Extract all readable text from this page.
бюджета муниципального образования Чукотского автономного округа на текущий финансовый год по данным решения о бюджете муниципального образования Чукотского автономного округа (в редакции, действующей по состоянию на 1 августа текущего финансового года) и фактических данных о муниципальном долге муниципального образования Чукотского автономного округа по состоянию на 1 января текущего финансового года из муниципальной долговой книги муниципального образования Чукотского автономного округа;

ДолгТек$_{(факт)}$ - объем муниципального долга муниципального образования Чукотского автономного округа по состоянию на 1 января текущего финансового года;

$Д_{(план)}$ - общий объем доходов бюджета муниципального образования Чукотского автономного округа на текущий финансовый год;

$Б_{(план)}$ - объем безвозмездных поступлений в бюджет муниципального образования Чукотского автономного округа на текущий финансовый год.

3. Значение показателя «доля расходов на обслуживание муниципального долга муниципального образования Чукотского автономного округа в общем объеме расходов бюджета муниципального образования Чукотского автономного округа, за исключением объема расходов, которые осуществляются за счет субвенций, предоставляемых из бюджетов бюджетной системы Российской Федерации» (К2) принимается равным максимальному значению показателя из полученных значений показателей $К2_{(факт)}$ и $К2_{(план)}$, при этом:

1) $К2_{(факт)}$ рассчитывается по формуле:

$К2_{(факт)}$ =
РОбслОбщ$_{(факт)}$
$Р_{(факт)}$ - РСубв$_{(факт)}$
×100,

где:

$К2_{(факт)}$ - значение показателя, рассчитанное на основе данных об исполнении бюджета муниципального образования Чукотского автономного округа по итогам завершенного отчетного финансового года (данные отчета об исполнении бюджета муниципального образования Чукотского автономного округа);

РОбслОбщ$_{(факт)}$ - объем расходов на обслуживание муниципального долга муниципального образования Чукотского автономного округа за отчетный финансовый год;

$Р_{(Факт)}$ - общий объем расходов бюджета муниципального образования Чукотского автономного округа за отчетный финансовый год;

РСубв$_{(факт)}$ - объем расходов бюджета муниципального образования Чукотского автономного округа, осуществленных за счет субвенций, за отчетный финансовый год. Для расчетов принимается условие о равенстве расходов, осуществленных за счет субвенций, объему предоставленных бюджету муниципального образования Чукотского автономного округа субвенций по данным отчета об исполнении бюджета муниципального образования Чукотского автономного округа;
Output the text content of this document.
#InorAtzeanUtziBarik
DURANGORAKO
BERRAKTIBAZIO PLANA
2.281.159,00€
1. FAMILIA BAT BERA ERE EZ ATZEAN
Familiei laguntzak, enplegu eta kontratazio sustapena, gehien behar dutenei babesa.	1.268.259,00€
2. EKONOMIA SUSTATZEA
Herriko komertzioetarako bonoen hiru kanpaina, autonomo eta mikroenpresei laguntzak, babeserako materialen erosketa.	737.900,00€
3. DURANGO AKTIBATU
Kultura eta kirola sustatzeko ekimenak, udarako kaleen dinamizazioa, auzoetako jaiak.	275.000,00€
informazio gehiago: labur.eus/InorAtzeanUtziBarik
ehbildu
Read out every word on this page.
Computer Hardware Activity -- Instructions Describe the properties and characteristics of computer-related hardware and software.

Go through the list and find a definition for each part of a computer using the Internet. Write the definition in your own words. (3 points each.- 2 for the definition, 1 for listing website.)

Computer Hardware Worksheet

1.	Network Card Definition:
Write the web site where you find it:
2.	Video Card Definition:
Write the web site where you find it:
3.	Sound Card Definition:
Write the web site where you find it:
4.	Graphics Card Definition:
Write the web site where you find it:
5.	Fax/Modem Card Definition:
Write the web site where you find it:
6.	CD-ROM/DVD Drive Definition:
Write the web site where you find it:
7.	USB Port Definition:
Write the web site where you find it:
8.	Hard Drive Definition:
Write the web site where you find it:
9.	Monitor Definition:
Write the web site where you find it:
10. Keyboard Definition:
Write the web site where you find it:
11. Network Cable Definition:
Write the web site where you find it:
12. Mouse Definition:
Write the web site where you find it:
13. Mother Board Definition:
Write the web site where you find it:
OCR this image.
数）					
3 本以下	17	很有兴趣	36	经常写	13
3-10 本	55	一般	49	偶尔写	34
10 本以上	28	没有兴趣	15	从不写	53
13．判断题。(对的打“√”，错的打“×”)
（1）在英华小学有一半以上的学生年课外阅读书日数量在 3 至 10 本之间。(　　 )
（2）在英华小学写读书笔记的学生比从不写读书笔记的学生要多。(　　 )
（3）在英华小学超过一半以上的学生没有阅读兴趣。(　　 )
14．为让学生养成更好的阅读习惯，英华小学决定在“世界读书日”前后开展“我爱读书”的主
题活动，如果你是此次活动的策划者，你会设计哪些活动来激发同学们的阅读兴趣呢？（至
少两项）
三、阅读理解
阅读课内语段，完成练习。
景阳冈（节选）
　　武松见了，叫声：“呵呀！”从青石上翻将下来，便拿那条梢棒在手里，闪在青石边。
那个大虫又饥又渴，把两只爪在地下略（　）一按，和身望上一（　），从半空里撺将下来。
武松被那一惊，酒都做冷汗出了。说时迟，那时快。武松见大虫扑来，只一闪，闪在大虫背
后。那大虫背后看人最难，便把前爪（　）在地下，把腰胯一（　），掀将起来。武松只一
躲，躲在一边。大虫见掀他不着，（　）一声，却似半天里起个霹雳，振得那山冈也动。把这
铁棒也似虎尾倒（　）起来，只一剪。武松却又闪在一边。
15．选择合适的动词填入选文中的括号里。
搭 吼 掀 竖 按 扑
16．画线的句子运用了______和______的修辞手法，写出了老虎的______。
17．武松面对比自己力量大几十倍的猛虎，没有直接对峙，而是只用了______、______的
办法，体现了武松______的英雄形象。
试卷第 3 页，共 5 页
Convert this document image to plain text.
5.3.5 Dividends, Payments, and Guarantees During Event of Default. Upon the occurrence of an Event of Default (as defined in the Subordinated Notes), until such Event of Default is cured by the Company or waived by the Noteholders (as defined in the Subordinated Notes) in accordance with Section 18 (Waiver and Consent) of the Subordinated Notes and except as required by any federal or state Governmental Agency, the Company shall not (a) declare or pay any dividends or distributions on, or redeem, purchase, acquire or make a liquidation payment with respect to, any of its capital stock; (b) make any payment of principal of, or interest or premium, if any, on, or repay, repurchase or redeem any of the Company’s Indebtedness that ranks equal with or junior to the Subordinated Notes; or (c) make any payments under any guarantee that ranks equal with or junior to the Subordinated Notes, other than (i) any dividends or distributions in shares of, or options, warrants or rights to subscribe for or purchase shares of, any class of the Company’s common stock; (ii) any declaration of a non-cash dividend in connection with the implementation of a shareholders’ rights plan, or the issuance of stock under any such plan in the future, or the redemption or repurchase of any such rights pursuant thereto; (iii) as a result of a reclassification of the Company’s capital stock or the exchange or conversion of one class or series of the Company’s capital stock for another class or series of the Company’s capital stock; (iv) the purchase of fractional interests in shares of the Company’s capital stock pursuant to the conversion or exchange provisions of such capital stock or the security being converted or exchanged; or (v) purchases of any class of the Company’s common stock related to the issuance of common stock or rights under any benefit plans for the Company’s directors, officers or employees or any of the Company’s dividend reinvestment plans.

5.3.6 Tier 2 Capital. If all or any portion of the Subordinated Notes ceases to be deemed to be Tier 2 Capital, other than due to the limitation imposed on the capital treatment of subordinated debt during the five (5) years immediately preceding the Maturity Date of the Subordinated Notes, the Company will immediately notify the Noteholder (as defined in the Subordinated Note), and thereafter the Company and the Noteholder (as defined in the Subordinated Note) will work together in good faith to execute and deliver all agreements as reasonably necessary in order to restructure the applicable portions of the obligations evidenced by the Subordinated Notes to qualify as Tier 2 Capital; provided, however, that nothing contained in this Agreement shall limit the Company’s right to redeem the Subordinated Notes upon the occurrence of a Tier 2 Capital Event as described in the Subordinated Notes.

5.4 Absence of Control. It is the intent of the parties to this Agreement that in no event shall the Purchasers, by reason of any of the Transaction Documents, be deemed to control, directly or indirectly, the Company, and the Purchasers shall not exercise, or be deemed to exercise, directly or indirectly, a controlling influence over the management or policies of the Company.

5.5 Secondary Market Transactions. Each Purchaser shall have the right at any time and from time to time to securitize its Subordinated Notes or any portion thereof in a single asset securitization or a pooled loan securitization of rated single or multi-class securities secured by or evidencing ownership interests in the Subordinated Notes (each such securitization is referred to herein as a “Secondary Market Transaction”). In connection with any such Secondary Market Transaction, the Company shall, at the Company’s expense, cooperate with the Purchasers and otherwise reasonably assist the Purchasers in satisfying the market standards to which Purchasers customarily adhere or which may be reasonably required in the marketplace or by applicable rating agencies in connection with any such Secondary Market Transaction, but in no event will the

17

============================================================

Filter out every line that lacks the word "Drive", and copy the rest.

▸ Exercise response
6.	CD-ROM/DVD Drive Definition:
8.	Hard Drive Definition:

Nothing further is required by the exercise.